PROBLEM:
Copy out each line featuring the string "certain" from the entries beneath.

MATERIALS PROVIDED:

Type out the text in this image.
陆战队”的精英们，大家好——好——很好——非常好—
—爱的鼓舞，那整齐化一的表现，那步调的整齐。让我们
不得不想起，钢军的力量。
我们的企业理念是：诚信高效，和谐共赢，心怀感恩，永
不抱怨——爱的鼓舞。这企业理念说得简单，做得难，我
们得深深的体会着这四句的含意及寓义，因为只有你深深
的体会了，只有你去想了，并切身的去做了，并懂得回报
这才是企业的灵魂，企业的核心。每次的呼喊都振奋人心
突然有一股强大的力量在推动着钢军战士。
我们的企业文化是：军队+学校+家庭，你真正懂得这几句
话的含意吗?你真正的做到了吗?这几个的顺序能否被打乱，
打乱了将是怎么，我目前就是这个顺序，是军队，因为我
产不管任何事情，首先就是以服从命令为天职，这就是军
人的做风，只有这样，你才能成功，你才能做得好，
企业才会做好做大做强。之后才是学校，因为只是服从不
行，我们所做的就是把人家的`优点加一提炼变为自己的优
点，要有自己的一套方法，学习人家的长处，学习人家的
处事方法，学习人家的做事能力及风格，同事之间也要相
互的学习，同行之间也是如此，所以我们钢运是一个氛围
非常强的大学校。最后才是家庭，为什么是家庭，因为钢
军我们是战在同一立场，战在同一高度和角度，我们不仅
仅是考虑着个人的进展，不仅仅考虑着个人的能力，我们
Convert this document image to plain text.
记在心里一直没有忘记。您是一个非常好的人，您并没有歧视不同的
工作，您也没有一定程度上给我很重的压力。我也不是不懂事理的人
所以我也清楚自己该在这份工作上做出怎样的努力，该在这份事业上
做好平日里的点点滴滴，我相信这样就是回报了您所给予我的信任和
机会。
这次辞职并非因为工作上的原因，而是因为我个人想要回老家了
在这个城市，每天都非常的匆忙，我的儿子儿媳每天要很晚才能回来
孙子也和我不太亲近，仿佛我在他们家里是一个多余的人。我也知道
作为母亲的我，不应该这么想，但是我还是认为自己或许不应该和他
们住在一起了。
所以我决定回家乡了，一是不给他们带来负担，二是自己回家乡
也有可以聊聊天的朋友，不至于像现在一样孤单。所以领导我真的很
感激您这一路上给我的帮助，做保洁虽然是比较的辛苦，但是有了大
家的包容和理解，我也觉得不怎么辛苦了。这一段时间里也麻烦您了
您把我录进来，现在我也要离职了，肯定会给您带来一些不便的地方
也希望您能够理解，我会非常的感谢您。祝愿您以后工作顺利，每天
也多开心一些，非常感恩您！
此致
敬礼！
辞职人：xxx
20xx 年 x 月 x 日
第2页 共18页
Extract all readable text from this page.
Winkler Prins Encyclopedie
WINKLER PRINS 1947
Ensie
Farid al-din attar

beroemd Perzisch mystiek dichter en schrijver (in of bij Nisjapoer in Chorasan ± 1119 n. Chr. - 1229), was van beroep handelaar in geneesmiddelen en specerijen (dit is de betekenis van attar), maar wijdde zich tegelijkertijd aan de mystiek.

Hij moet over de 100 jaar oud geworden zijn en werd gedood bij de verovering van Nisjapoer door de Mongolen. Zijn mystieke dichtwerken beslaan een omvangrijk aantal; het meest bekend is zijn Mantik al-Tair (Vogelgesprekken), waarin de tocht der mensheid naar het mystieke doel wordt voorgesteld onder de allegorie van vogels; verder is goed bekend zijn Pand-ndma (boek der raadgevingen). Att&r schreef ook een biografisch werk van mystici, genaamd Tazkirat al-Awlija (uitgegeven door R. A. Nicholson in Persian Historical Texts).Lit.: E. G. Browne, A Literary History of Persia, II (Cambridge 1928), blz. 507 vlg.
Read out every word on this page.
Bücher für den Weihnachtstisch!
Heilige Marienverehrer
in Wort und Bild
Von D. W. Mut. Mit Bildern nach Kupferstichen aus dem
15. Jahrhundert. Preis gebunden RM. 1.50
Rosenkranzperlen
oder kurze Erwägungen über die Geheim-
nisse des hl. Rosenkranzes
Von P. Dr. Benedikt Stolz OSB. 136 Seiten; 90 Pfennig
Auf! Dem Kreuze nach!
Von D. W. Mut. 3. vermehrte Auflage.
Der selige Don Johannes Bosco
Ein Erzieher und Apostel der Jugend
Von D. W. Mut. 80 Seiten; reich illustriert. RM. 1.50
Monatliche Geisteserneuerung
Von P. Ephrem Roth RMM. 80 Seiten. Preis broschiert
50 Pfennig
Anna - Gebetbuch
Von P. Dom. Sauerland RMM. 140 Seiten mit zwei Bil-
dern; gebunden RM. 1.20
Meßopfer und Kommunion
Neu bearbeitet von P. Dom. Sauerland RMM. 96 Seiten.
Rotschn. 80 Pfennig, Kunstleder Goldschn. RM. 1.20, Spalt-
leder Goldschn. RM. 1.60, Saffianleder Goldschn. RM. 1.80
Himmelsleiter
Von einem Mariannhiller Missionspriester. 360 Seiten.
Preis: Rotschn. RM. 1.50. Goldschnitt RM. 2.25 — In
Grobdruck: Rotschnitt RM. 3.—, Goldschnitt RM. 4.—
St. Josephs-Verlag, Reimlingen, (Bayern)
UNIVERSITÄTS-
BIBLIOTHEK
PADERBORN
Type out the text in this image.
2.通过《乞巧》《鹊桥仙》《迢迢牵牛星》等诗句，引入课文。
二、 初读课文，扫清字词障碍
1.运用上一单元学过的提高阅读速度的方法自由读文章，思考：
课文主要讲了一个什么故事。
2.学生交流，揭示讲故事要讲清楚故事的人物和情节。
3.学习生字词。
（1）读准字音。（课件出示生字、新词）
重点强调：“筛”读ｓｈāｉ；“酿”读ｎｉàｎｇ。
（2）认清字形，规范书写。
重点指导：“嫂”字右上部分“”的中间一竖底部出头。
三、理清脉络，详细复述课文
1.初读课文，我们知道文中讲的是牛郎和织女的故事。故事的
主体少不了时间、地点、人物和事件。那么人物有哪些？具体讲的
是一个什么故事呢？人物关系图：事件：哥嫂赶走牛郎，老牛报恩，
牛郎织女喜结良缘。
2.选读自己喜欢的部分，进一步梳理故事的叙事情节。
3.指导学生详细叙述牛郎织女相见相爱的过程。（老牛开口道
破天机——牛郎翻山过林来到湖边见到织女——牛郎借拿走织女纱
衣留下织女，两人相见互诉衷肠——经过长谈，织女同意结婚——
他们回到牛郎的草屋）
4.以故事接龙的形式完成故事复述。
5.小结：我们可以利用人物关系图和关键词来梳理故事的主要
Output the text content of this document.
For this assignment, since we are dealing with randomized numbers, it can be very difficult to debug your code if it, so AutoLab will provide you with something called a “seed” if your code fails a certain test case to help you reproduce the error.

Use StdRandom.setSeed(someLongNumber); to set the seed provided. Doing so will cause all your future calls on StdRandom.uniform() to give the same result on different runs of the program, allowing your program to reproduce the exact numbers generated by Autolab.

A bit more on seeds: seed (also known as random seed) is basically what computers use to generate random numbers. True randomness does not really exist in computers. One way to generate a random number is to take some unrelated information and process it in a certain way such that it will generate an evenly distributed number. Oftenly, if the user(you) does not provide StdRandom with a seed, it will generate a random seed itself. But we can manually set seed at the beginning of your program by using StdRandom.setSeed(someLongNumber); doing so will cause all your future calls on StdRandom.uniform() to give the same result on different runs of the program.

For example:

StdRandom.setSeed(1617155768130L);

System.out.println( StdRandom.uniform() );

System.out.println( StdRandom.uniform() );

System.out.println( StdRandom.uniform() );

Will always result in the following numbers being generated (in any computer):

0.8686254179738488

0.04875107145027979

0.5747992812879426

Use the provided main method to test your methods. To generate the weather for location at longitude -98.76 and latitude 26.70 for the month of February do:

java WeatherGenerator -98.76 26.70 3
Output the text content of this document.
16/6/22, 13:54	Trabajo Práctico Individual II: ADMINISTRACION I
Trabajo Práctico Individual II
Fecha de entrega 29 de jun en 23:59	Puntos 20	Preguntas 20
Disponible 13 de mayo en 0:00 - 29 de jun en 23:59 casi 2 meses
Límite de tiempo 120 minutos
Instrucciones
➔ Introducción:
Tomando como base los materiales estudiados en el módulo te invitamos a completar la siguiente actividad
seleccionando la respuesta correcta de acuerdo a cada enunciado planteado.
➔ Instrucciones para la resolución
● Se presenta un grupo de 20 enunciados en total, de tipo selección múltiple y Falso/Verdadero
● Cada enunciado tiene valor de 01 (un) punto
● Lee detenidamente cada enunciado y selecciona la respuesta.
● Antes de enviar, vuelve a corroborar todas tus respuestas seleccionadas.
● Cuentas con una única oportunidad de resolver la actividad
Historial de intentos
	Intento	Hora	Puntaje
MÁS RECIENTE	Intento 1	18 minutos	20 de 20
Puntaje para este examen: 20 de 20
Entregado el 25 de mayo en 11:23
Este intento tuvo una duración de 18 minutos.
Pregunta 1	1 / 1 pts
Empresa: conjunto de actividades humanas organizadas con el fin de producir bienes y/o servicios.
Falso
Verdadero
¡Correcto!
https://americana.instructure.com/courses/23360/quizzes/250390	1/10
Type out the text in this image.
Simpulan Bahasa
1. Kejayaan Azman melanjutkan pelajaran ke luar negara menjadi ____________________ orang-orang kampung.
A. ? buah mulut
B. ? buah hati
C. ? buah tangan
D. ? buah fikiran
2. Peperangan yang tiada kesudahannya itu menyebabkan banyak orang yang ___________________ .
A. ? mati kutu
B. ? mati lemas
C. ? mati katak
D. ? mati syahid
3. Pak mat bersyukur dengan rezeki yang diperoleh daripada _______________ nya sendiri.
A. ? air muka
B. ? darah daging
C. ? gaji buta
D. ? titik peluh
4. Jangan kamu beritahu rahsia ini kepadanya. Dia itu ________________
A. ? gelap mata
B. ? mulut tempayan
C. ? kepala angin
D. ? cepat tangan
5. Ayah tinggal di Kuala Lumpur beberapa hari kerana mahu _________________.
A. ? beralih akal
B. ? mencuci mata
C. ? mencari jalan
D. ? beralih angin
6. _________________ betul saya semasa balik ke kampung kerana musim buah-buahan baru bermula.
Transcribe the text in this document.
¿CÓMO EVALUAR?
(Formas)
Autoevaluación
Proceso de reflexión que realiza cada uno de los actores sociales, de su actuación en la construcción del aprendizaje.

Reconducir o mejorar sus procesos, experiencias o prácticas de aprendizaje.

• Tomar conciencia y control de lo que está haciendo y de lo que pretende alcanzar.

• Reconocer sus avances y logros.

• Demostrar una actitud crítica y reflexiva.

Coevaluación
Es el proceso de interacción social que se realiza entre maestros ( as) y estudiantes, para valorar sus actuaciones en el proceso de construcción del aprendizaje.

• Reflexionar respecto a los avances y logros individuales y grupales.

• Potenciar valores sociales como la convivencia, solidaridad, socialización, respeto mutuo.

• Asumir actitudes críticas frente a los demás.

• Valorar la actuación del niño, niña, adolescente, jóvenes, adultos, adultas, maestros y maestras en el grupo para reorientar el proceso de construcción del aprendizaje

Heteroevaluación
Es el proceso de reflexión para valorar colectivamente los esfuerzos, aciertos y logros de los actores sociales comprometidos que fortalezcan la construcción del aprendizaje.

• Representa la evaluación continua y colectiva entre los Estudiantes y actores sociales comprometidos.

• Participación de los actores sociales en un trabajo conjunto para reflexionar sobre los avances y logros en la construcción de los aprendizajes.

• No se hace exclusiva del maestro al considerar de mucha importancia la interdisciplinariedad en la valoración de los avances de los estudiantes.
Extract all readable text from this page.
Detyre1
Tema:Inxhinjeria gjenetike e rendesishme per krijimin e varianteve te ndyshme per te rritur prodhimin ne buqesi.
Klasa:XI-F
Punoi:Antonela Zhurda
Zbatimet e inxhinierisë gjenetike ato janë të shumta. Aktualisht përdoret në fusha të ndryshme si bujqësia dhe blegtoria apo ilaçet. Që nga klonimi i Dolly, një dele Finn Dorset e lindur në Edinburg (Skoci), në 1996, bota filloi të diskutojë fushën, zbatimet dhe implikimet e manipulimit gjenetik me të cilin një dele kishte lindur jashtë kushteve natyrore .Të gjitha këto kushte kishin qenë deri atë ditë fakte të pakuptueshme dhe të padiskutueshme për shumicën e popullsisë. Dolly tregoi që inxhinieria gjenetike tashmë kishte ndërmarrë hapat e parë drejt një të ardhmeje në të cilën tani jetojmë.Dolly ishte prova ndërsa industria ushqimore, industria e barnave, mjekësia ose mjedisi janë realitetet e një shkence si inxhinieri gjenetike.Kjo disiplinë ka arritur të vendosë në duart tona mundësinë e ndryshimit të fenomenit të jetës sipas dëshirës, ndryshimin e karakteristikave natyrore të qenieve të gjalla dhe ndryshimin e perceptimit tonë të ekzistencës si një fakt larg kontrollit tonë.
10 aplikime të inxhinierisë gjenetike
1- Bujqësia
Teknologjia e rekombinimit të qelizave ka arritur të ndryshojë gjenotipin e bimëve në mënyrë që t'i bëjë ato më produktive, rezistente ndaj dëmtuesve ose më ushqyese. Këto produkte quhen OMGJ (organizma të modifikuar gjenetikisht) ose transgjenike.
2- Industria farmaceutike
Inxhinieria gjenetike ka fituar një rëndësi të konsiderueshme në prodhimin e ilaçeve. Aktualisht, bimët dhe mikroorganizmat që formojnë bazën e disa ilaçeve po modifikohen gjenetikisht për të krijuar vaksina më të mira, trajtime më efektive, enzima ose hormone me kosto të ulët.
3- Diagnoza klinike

EXERCISE SOLUTION:
For this assignment, since we are dealing with randomized numbers, it can be very difficult to debug your code if it, so AutoLab will provide you with something called a “seed” if your code fails a certain test case to help you reproduce the error.
A bit more on seeds: seed (also known as random seed) is basically what computers use to generate random numbers. True randomness does not really exist in computers. One way to generate a random number is to take some unrelated information and process it in a certain way such that it will generate an evenly distributed number. Oftenly, if the user(you) does not provide StdRandom with a seed, it will generate a random seed itself. But we can manually set seed at the beginning of your program by using StdRandom.setSeed(someLongNumber); doing so will cause all your future calls on StdRandom.uniform() to give the same result on different runs of the program.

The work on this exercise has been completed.